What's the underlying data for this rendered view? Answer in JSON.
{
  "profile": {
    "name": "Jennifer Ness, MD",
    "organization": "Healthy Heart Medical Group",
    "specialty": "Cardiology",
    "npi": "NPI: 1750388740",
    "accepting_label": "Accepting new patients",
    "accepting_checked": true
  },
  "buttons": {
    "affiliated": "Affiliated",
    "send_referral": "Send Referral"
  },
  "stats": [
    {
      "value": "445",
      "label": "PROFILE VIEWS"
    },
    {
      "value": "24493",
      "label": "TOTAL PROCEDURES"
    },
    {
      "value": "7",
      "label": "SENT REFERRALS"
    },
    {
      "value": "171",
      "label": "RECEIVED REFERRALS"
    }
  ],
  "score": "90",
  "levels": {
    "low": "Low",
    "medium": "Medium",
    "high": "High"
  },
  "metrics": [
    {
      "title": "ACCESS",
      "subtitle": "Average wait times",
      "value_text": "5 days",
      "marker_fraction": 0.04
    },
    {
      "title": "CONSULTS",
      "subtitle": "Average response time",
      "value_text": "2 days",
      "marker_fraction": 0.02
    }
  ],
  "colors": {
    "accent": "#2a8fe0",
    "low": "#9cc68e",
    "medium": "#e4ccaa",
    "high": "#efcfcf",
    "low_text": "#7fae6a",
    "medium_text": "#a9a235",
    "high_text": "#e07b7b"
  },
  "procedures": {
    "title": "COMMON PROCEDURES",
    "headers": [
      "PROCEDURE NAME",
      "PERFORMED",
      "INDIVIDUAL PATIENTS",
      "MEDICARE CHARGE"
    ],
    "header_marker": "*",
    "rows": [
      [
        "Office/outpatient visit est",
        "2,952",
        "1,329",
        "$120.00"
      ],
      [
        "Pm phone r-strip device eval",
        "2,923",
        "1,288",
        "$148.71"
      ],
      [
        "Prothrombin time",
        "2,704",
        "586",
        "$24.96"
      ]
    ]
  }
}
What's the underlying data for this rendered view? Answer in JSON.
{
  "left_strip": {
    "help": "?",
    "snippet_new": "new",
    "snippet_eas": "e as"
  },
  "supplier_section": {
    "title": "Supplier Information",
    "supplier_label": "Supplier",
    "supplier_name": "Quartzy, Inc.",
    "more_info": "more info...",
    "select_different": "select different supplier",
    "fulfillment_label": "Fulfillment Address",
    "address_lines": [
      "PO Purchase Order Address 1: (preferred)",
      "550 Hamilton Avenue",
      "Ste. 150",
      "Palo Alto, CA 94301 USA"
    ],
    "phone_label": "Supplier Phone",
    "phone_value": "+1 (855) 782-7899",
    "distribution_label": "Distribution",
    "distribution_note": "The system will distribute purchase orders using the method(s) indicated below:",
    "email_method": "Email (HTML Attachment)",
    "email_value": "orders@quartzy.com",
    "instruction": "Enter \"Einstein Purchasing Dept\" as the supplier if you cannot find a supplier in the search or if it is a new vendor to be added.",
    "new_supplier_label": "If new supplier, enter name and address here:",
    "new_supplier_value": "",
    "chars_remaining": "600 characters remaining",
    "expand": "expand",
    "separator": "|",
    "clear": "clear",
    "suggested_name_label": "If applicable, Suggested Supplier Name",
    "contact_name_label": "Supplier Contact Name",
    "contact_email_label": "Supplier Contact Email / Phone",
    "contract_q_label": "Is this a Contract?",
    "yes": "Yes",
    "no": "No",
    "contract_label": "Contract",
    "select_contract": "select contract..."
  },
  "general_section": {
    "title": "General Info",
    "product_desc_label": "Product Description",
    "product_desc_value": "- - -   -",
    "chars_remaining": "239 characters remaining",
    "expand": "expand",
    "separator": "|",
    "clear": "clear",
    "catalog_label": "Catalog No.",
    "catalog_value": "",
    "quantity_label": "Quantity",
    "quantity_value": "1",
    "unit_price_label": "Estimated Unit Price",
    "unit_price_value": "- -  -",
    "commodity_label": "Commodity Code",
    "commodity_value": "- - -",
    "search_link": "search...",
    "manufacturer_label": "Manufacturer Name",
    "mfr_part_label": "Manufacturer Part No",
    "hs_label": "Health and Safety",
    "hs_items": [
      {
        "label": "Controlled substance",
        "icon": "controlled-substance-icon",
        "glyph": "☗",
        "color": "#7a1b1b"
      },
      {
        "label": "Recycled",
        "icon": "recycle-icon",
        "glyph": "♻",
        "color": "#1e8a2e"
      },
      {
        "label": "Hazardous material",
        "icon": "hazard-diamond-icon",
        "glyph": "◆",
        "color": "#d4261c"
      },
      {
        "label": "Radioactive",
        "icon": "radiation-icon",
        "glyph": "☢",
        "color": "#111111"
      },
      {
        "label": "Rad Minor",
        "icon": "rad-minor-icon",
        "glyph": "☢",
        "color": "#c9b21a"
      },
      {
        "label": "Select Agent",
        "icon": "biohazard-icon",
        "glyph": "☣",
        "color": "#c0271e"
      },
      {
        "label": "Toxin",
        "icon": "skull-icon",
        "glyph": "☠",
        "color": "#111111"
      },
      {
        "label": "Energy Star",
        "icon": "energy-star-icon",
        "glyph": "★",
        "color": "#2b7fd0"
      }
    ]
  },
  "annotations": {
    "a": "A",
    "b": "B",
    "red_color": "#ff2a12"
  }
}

================================

__Task item__. Output the material above in full. Change nothing.

__Answer to this task__.
What's the underlying data for this rendered view? Answer in JSON.
{
  "profile": {
    "name": "Jennifer Ness, MD",
    "organization": "Healthy Heart Medical Group",
    "specialty": "Cardiology",
    "npi": "NPI: 1750388740",
    "accepting_label": "Accepting new patients",
    "accepting_checked": true
  },
  "buttons": {
    "affiliated": "Affiliated",
    "send_referral": "Send Referral"
  },
  "stats": [
    {
      "value": "445",
      "label": "PROFILE VIEWS"
    },
    {
      "value": "24493",
      "label": "TOTAL PROCEDURES"
    },
    {
      "value": "7",
      "label": "SENT REFERRALS"
    },
    {
      "value": "171",
      "label": "RECEIVED REFERRALS"
    }
  ],
  "score": "90",
  "levels": {
    "low": "Low",
    "medium": "Medium",
    "high": "High"
  },
  "metrics": [
    {
      "title": "ACCESS",
      "subtitle": "Average wait times",
      "value_text": "5 days",
      "marker_fraction": 0.04
    },
    {
      "title": "CONSULTS",
      "subtitle": "Average response time",
      "value_text": "2 days",
      "marker_fraction": 0.02
    }
  ],
  "colors": {
    "accent": "#2a8fe0",
    "low": "#9cc68e",
    "medium": "#e4ccaa",
    "high": "#efcfcf",
    "low_text": "#7fae6a",
    "medium_text": "#a9a235",
    "high_text": "#e07b7b"
  },
  "procedures": {
    "title": "COMMON PROCEDURES",
    "headers": [
      "PROCEDURE NAME",
      "PERFORMED",
      "INDIVIDUAL PATIENTS",
      "MEDICARE CHARGE"
    ],
    "header_marker": "*",
    "rows": [
      [
        "Office/outpatient visit est",
        "2,952",
        "1,329",
        "$120.00"
      ],
      [
        "Pm phone r-strip device eval",
        "2,923",
        "1,288",
        "$148.71"
      ],
      [
        "Prothrombin time",
        "2,704",
        "586",
        "$24.96"
      ]
    ]
  }
}
What's the underlying data for this rendered view? Answer in JSON.
{
  "left_strip": {
    "help": "?",
    "snippet_new": "new",
    "snippet_eas": "e as"
  },
  "supplier_section": {
    "title": "Supplier Information",
    "supplier_label": "Supplier",
    "supplier_name": "Quartzy, Inc.",
    "more_info": "more info...",
    "select_different": "select different supplier",
    "fulfillment_label": "Fulfillment Address",
    "address_lines": [
      "PO Purchase Order Address 1: (preferred)",
      "550 Hamilton Avenue",
      "Ste. 150",
      "Palo Alto, CA 94301 USA"
    ],
    "phone_label": "Supplier Phone",
    "phone_value": "+1 (855) 782-7899",
    "distribution_label": "Distribution",
    "distribution_note": "The system will distribute purchase orders using the method(s) indicated below:",
    "email_method": "Email (HTML Attachment)",
    "email_value": "orders@quartzy.com",
    "instruction": "Enter \"Einstein Purchasing Dept\" as the supplier if you cannot find a supplier in the search or if it is a new vendor to be added.",
    "new_supplier_label": "If new supplier, enter name and address here:",
    "new_supplier_value": "",
    "chars_remaining": "600 characters remaining",
    "expand": "expand",
    "separator": "|",
    "clear": "clear",
    "suggested_name_label": "If applicable, Suggested Supplier Name",
    "contact_name_label": "Supplier Contact Name",
    "contact_email_label": "Supplier Contact Email / Phone",
    "contract_q_label": "Is this a Contract?",
    "yes": "Yes",
    "no": "No",
    "contract_label": "Contract",
    "select_contract": "select contract..."
  },
  "general_section": {
    "title": "General Info",
    "product_desc_label": "Product Description",
    "product_desc_value": "- - -   -",
    "chars_remaining": "239 characters remaining",
    "expand": "expand",
    "separator": "|",
    "clear": "clear",
    "catalog_label": "Catalog No.",
    "catalog_value": "",
    "quantity_label": "Quantity",
    "quantity_value": "1",
    "unit_price_label": "Estimated Unit Price",
    "unit_price_value": "- -  -",
    "commodity_label": "Commodity Code",
    "commodity_value": "- - -",
    "search_link": "search...",
    "manufacturer_label": "Manufacturer Name",
    "mfr_part_label": "Manufacturer Part No",
    "hs_label": "Health and Safety",
    "hs_items": [
      {
        "label": "Controlled substance",
        "icon": "controlled-substance-icon",
        "glyph": "☗",
        "color": "#7a1b1b"
      },
      {
        "label": "Recycled",
        "icon": "recycle-icon",
        "glyph": "♻",
        "color": "#1e8a2e"
      },
      {
        "label": "Hazardous material",
        "icon": "hazard-diamond-icon",
        "glyph": "◆",
        "color": "#d4261c"
      },
      {
        "label": "Radioactive",
        "icon": "radiation-icon",
        "glyph": "☢",
        "color": "#111111"
      },
      {
        "label": "Rad Minor",
        "icon": "rad-minor-icon",
        "glyph": "☢",
        "color": "#c9b21a"
      },
      {
        "label": "Select Agent",
        "icon": "biohazard-icon",
        "glyph": "☣",
        "color": "#c0271e"
      },
      {
        "label": "Toxin",
        "icon": "skull-icon",
        "glyph": "☠",
        "color": "#111111"
      },
      {
        "label": "Energy Star",
        "icon": "energy-star-icon",
        "glyph": "★",
        "color": "#2b7fd0"
      }
    ]
  },
  "annotations": {
    "a": "A",
    "b": "B",
    "red_color": "#ff2a12"
  }
}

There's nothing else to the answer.